## Short task
Make an exact copy of all the entries, but do not reproduce the pictures.

===============

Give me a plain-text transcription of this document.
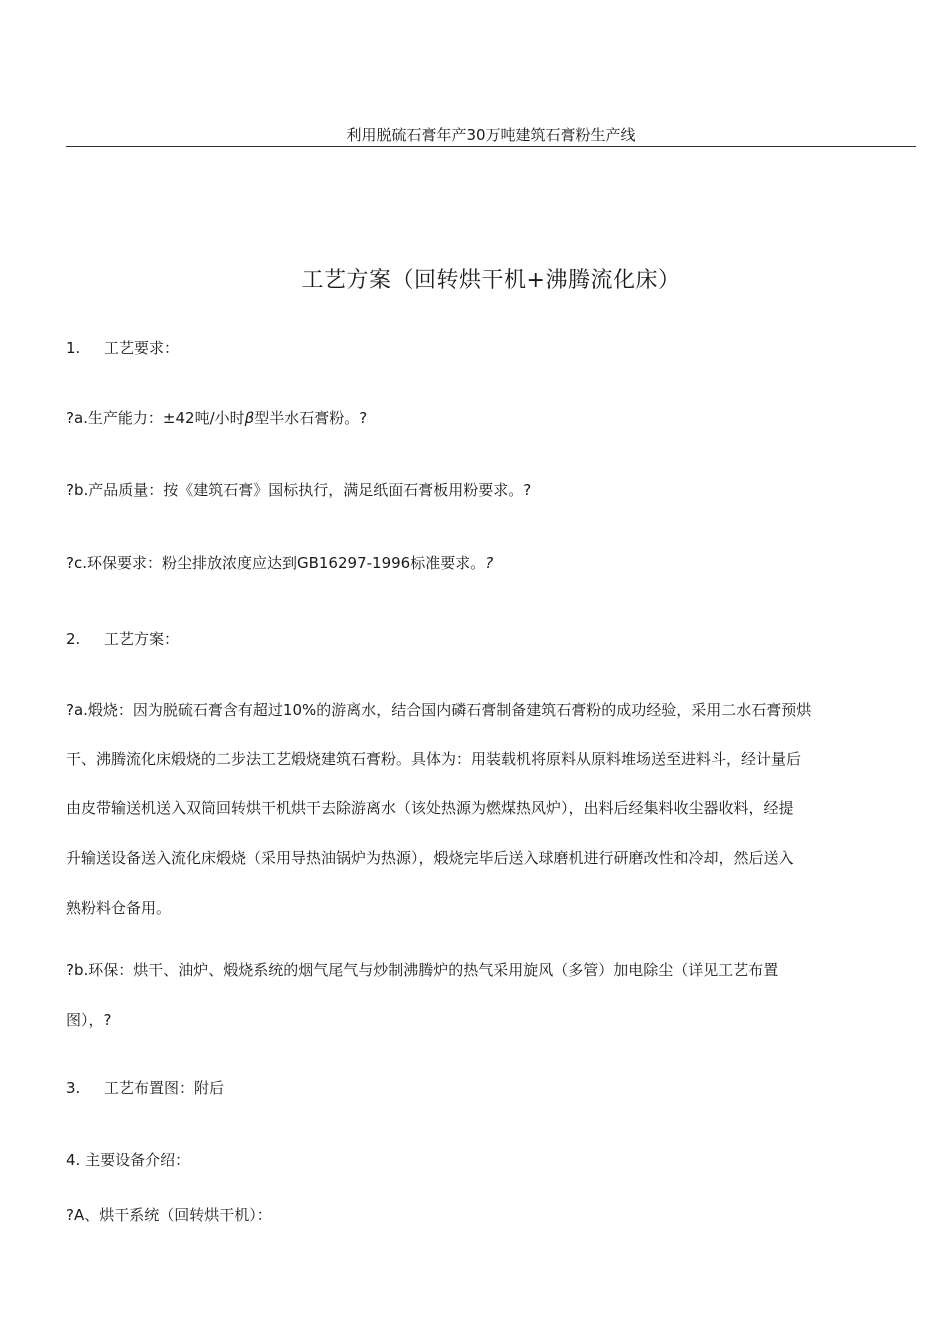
利用脱硫石膏年产30万吨建筑石膏粉生产线
工艺方案（回转烘干机+沸腾流化床）
1. 工艺要求：
?a.生产能力：±42吨/小时β型半水石膏粉。?
?b.产品质量：按《建筑石膏》国标执行，满足纸面石膏板用粉要求。?
?c.环保要求：粉尘排放浓度应达到GB16297-1996标准要求。?
2. 工艺方案：
?a.煅烧：因为脱硫石膏含有超过10%的游离水，结合国内磷石膏制备建筑石膏粉的成功经验，采用二水石膏预烘
干、沸腾流化床煅烧的二步法工艺煅烧建筑石膏粉。具体为：用装载机将原料从原料堆场送至进料斗，经计量后
由皮带输送机送入双筒回转烘干机烘干去除游离水（该处热源为燃煤热风炉），出料后经集料收尘器收料，经提
升输送设备送入流化床煅烧（采用导热油锅炉为热源），煅烧完毕后送入球磨机进行研磨改性和冷却，然后送入
熟粉料仓备用。
?b.环保：烘干、油炉、煅烧系统的烟气尾气与炒制沸腾炉的热气采用旋风（多管）加电除尘（详见工艺布置
图），?
3. 工艺布置图：附后
4. 主要设备介绍：
?A、烘干系统（回转烘干机）：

===============

## Correct answer
Give me a plain-text transcription of this document.
利用脱硫石膏年产30万吨建筑石膏粉生产线
工艺方案（回转烘干机+沸腾流化床）
1. 工艺要求：
?a.生产能力：±42吨/小时β型半水石膏粉。?
?b.产品质量：按《建筑石膏》国标执行，满足纸面石膏板用粉要求。?
?c.环保要求：粉尘排放浓度应达到GB16297-1996标准要求。?
2. 工艺方案：
?a.煅烧：因为脱硫石膏含有超过10%的游离水，结合国内磷石膏制备建筑石膏粉的成功经验，采用二水石膏预烘
干、沸腾流化床煅烧的二步法工艺煅烧建筑石膏粉。具体为：用装载机将原料从原料堆场送至进料斗，经计量后
由皮带输送机送入双筒回转烘干机烘干去除游离水（该处热源为燃煤热风炉），出料后经集料收尘器收料，经提
升输送设备送入流化床煅烧（采用导热油锅炉为热源），煅烧完毕后送入球磨机进行研磨改性和冷却，然后送入
熟粉料仓备用。
?b.环保：烘干、油炉、煅烧系统的烟气尾气与炒制沸腾炉的热气采用旋风（多管）加电除尘（详见工艺布置
图），?
3. 工艺布置图：附后
4. 主要设备介绍：
?A、烘干系统（回转烘干机）：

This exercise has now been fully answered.